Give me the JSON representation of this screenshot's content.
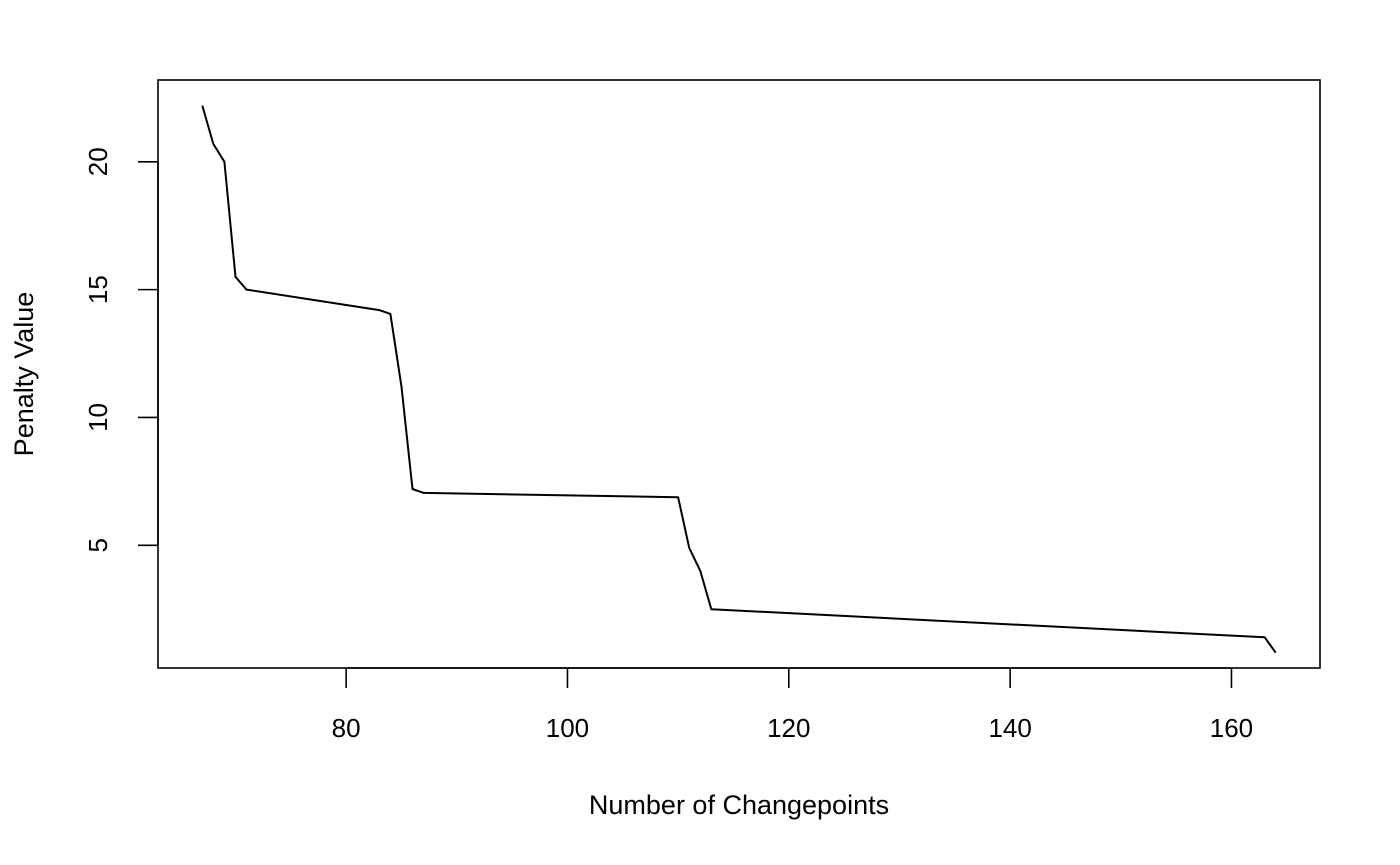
{
  "chart_data": {
    "type": "line",
    "title": "",
    "xlabel": "Number of Changepoints",
    "ylabel": "Penalty Value",
    "xlim": [
      63,
      168
    ],
    "ylim": [
      0.2,
      23.2
    ],
    "x_ticks": [
      80,
      100,
      120,
      140,
      160
    ],
    "y_ticks": [
      5,
      10,
      15,
      20
    ],
    "grid": false,
    "series": [
      {
        "x": [
          67,
          68,
          69,
          70,
          71,
          83,
          84,
          85,
          86,
          87,
          110,
          111,
          112,
          113,
          163,
          164
        ],
        "y": [
          22.2,
          20.7,
          20.0,
          15.5,
          15.0,
          14.2,
          14.05,
          11.2,
          7.2,
          7.05,
          6.88,
          4.9,
          4.0,
          2.5,
          1.4,
          0.8
        ],
        "color": "#000000"
      }
    ]
  }
}
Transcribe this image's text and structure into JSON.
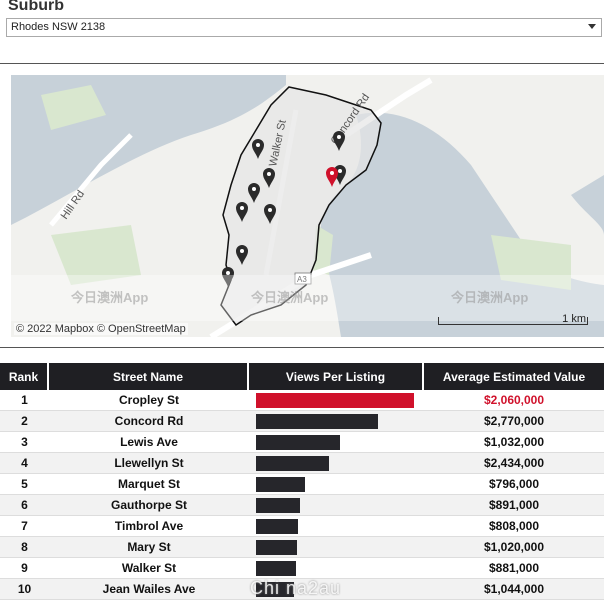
{
  "suburb": {
    "label": "Suburb",
    "selected": "Rhodes NSW 2138"
  },
  "map": {
    "street_labels": [
      "Walker St",
      "Concord Rd",
      "Hill Rd"
    ],
    "road_badge": "A3",
    "attribution": "© 2022 Mapbox © OpenStreetMap",
    "scale_label": "1 km",
    "watermarks": [
      "今日澳洲App",
      "今日澳洲App",
      "今日澳洲App"
    ],
    "colors": {
      "water": "#c7d1d9",
      "land": "#f1f1ee",
      "park": "#d9e7cf",
      "boundary": "#111111",
      "pin": "#2b2b2b",
      "pin_selected": "#d0112b"
    }
  },
  "table": {
    "headers": [
      "Rank",
      "Street Name",
      "Views Per Listing",
      "Average Estimated Value"
    ],
    "rows": [
      {
        "rank": "1",
        "street": "Cropley St",
        "views": 1.0,
        "value": "$2,060,000"
      },
      {
        "rank": "2",
        "street": "Concord Rd",
        "views": 0.77,
        "value": "$2,770,000"
      },
      {
        "rank": "3",
        "street": "Lewis Ave",
        "views": 0.53,
        "value": "$1,032,000"
      },
      {
        "rank": "4",
        "street": "Llewellyn St",
        "views": 0.46,
        "value": "$2,434,000"
      },
      {
        "rank": "5",
        "street": "Marquet St",
        "views": 0.31,
        "value": "$796,000"
      },
      {
        "rank": "6",
        "street": "Gauthorpe St",
        "views": 0.28,
        "value": "$891,000"
      },
      {
        "rank": "7",
        "street": "Timbrol Ave",
        "views": 0.265,
        "value": "$808,000"
      },
      {
        "rank": "8",
        "street": "Mary St",
        "views": 0.26,
        "value": "$1,020,000"
      },
      {
        "rank": "9",
        "street": "Walker St",
        "views": 0.25,
        "value": "$881,000"
      },
      {
        "rank": "10",
        "street": "Jean Wailes Ave",
        "views": 0.24,
        "value": "$1,044,000"
      }
    ]
  },
  "footer_watermark": "Chi na2au"
}
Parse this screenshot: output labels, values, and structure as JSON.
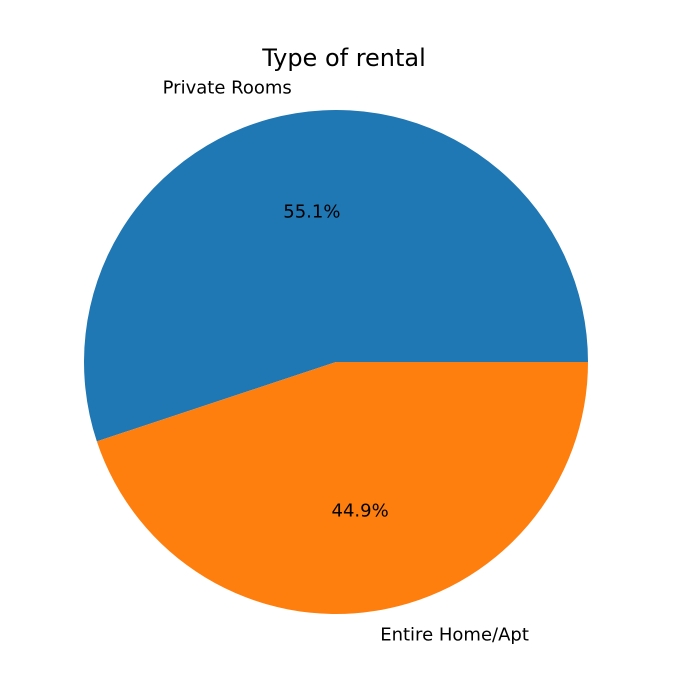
{
  "chart_data": {
    "type": "pie",
    "title": "Type of rental",
    "slices": [
      {
        "label": "Private Rooms",
        "value": 55.1,
        "percent_label": "55.1%",
        "color": "#1f77b4"
      },
      {
        "label": "Entire Home/Apt",
        "value": 44.9,
        "percent_label": "44.9%",
        "color": "#ff7f0e"
      }
    ],
    "start_angle_deg": 0,
    "direction": "counterclockwise",
    "legend": "none"
  }
}
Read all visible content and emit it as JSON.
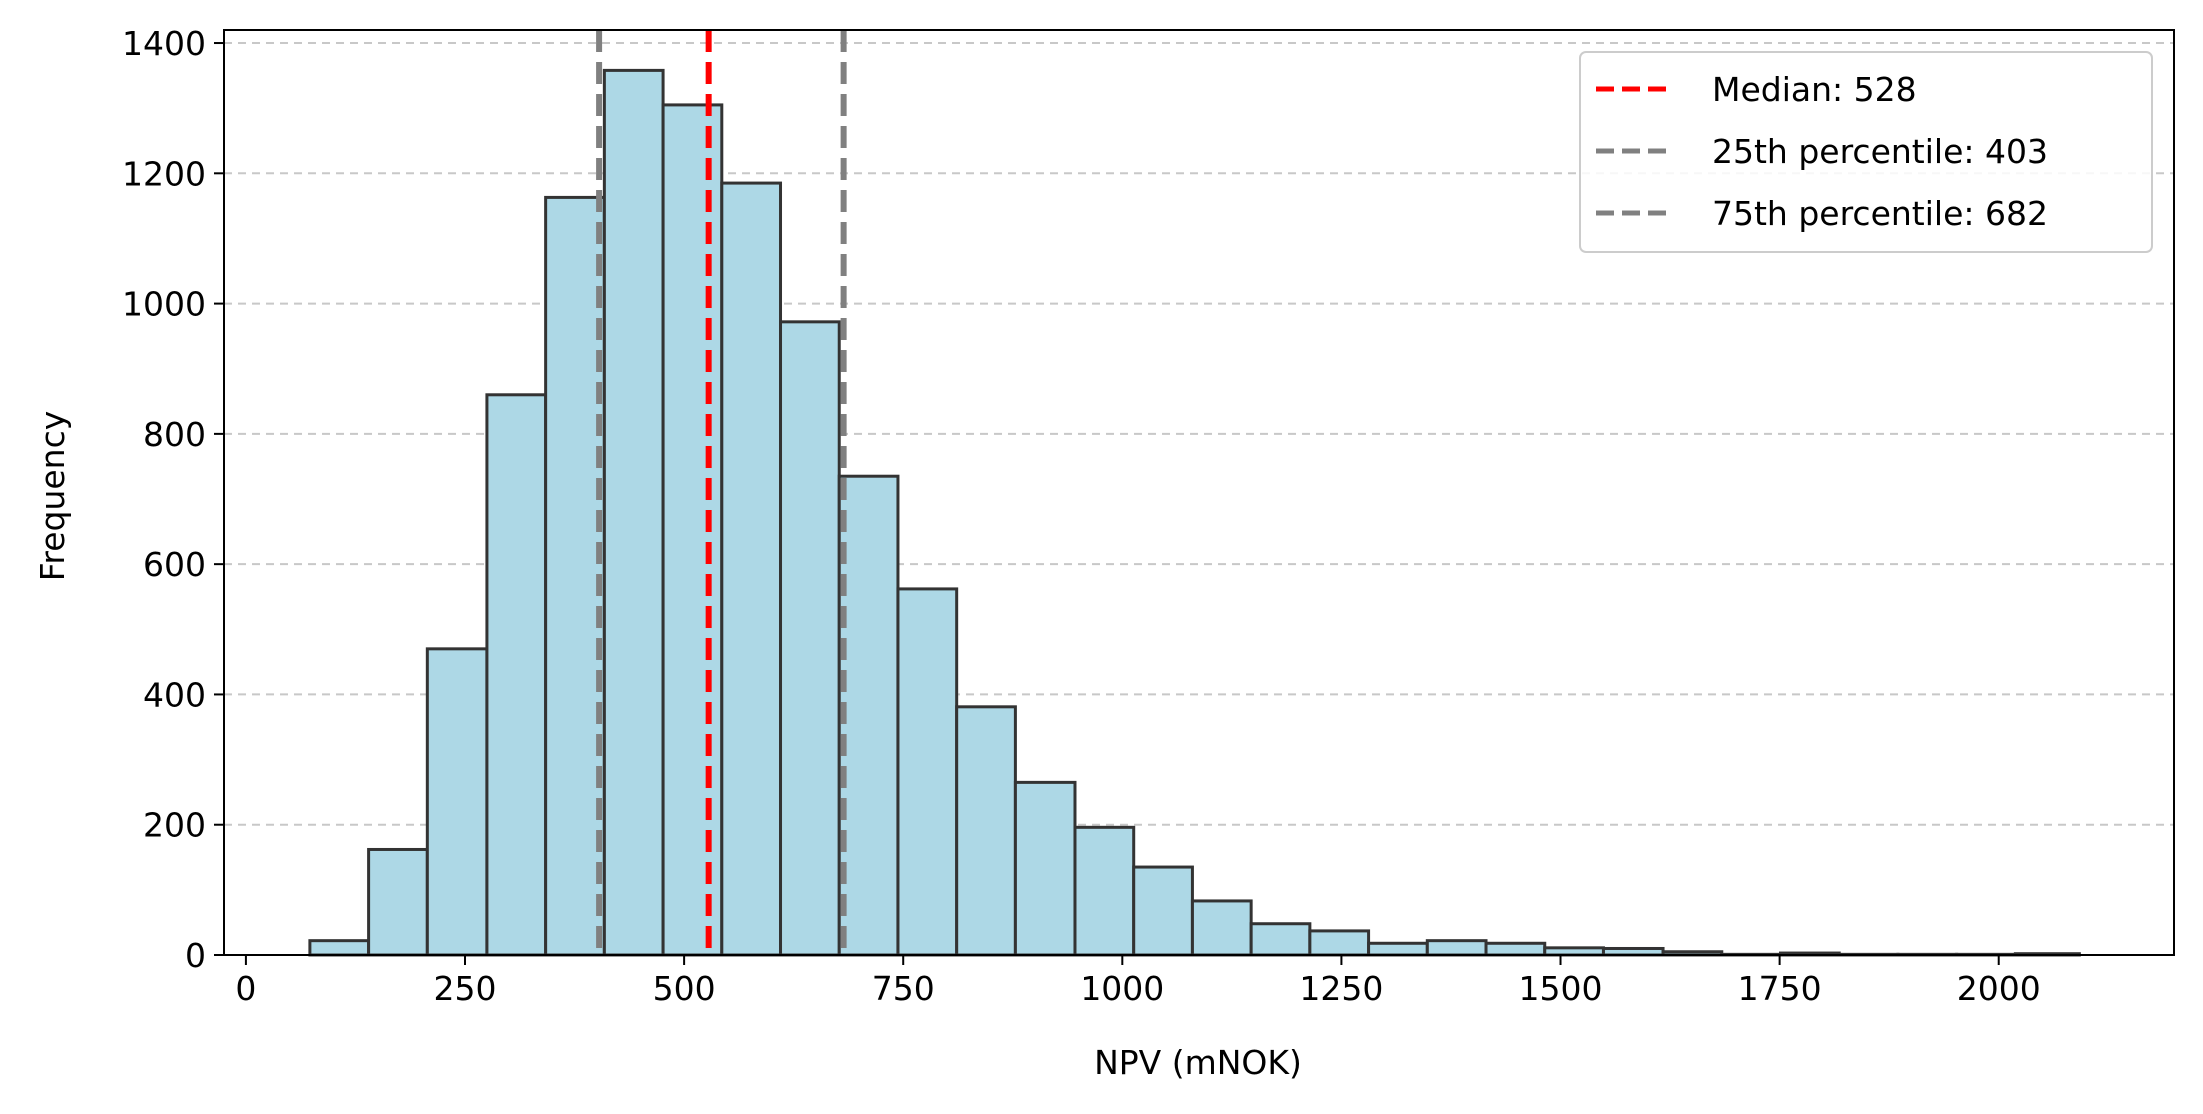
{
  "chart_data": {
    "type": "bar",
    "title": "",
    "xlabel": "NPV (mNOK)",
    "ylabel": "Frequency",
    "xlim": [
      -25,
      2200
    ],
    "ylim": [
      0,
      1420
    ],
    "xticks": [
      0,
      250,
      500,
      750,
      1000,
      1250,
      1500,
      1750,
      2000
    ],
    "yticks": [
      0,
      200,
      400,
      600,
      800,
      1000,
      1200,
      1400
    ],
    "grid": "y",
    "legend_position": "top-right",
    "bar_color": "#add8e6",
    "bar_edge_color": "#333333",
    "bin_edges": [
      73,
      140,
      207,
      275,
      342,
      409,
      476,
      543,
      610,
      677,
      744,
      811,
      878,
      946,
      1013,
      1080,
      1147,
      1214,
      1281,
      1348,
      1415,
      1482,
      1549,
      1617,
      1684,
      1751,
      1818,
      1885,
      1952,
      2019,
      2092
    ],
    "values": [
      22,
      162,
      470,
      860,
      1163,
      1358,
      1305,
      1185,
      972,
      735,
      562,
      381,
      265,
      196,
      135,
      83,
      48,
      37,
      18,
      22,
      18,
      11,
      10,
      5,
      1,
      3,
      1,
      1,
      1,
      2
    ],
    "reference_lines": [
      {
        "label": "Median: 528",
        "x": 528,
        "color": "#ff0000"
      },
      {
        "label": "25th percentile: 403",
        "x": 403,
        "color": "#808080"
      },
      {
        "label": "75th percentile: 682",
        "x": 682,
        "color": "#808080"
      }
    ]
  }
}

● **DIRECTIVE**: Copy out the data above exactly, except the pictures.

● **PROBLEM SOLUTION**:
Give me the JSON representation of this screenshot's content.
{
  "chart_data": {
    "type": "line",
    "title": "",
    "xlabel": "Number of Changepoints",
    "ylabel": "Penalty Value",
    "xlim": [
      63,
      168
    ],
    "ylim": [
      0.2,
      23.2
    ],
    "x_ticks": [
      80,
      100,
      120,
      140,
      160
    ],
    "y_ticks": [
      5,
      10,
      15,
      20
    ],
    "grid": false,
    "series": [
      {
        "x": [
          67,
          68,
          69,
          70,
          71,
          83,
          84,
          85,
          86,
          87,
          110,
          111,
          112,
          113,
          163,
          164
        ],
        "y": [
          22.2,
          20.7,
          20.0,
          15.5,
          15.0,
          14.2,
          14.05,
          11.2,
          7.2,
          7.05,
          6.88,
          4.9,
          4.0,
          2.5,
          1.4,
          0.8
        ],
        "color": "#000000"
      }
    ]
  }
}
Transcribe this image's text and structure into JSON.
{
  "suburb": {
    "label": "Suburb",
    "selected": "Rhodes NSW 2138"
  },
  "map": {
    "street_labels": [
      "Walker St",
      "Concord Rd",
      "Hill Rd"
    ],
    "road_badge": "A3",
    "attribution": "© 2022 Mapbox © OpenStreetMap",
    "scale_label": "1 km",
    "watermarks": [
      "今日澳洲App",
      "今日澳洲App",
      "今日澳洲App"
    ],
    "colors": {
      "water": "#c7d1d9",
      "land": "#f1f1ee",
      "park": "#d9e7cf",
      "boundary": "#111111",
      "pin": "#2b2b2b",
      "pin_selected": "#d0112b"
    }
  },
  "table": {
    "headers": [
      "Rank",
      "Street Name",
      "Views Per Listing",
      "Average Estimated Value"
    ],
    "rows": [
      {
        "rank": "1",
        "street": "Cropley St",
        "views": 1.0,
        "value": "$2,060,000"
      },
      {
        "rank": "2",
        "street": "Concord Rd",
        "views": 0.77,
        "value": "$2,770,000"
      },
      {
        "rank": "3",
        "street": "Lewis Ave",
        "views": 0.53,
        "value": "$1,032,000"
      },
      {
        "rank": "4",
        "street": "Llewellyn St",
        "views": 0.46,
        "value": "$2,434,000"
      },
      {
        "rank": "5",
        "street": "Marquet St",
        "views": 0.31,
        "value": "$796,000"
      },
      {
        "rank": "6",
        "street": "Gauthorpe St",
        "views": 0.28,
        "value": "$891,000"
      },
      {
        "rank": "7",
        "street": "Timbrol Ave",
        "views": 0.265,
        "value": "$808,000"
      },
      {
        "rank": "8",
        "street": "Mary St",
        "views": 0.26,
        "value": "$1,020,000"
      },
      {
        "rank": "9",
        "street": "Walker St",
        "views": 0.25,
        "value": "$881,000"
      },
      {
        "rank": "10",
        "street": "Jean Wailes Ave",
        "views": 0.24,
        "value": "$1,044,000"
      }
    ]
  },
  "footer_watermark": "Chi na2au"
}
Parse this screenshot: output labels, values, and structure as JSON.
{
  "chart_data": {
    "type": "pie",
    "title": "Type of rental",
    "slices": [
      {
        "label": "Private Rooms",
        "value": 55.1,
        "percent_label": "55.1%",
        "color": "#1f77b4"
      },
      {
        "label": "Entire Home/Apt",
        "value": 44.9,
        "percent_label": "44.9%",
        "color": "#ff7f0e"
      }
    ],
    "start_angle_deg": 0,
    "direction": "counterclockwise",
    "legend": "none"
  }
}
Read all visible content and emit it as JSON.
{
  "chart_data": {
    "type": "bar",
    "title": "",
    "xlabel": "NPV (mNOK)",
    "ylabel": "Frequency",
    "xlim": [
      -25,
      2200
    ],
    "ylim": [
      0,
      1420
    ],
    "xticks": [
      0,
      250,
      500,
      750,
      1000,
      1250,
      1500,
      1750,
      2000
    ],
    "yticks": [
      0,
      200,
      400,
      600,
      800,
      1000,
      1200,
      1400
    ],
    "grid": "y",
    "legend_position": "top-right",
    "bar_color": "#add8e6",
    "bar_edge_color": "#333333",
    "bin_edges": [
      73,
      140,
      207,
      275,
      342,
      409,
      476,
      543,
      610,
      677,
      744,
      811,
      878,
      946,
      1013,
      1080,
      1147,
      1214,
      1281,
      1348,
      1415,
      1482,
      1549,
      1617,
      1684,
      1751,
      1818,
      1885,
      1952,
      2019,
      2092
    ],
    "values": [
      22,
      162,
      470,
      860,
      1163,
      1358,
      1305,
      1185,
      972,
      735,
      562,
      381,
      265,
      196,
      135,
      83,
      48,
      37,
      18,
      22,
      18,
      11,
      10,
      5,
      1,
      3,
      1,
      1,
      1,
      2
    ],
    "reference_lines": [
      {
        "label": "Median: 528",
        "x": 528,
        "color": "#ff0000"
      },
      {
        "label": "25th percentile: 403",
        "x": 403,
        "color": "#808080"
      },
      {
        "label": "75th percentile: 682",
        "x": 682,
        "color": "#808080"
      }
    ]
  }
}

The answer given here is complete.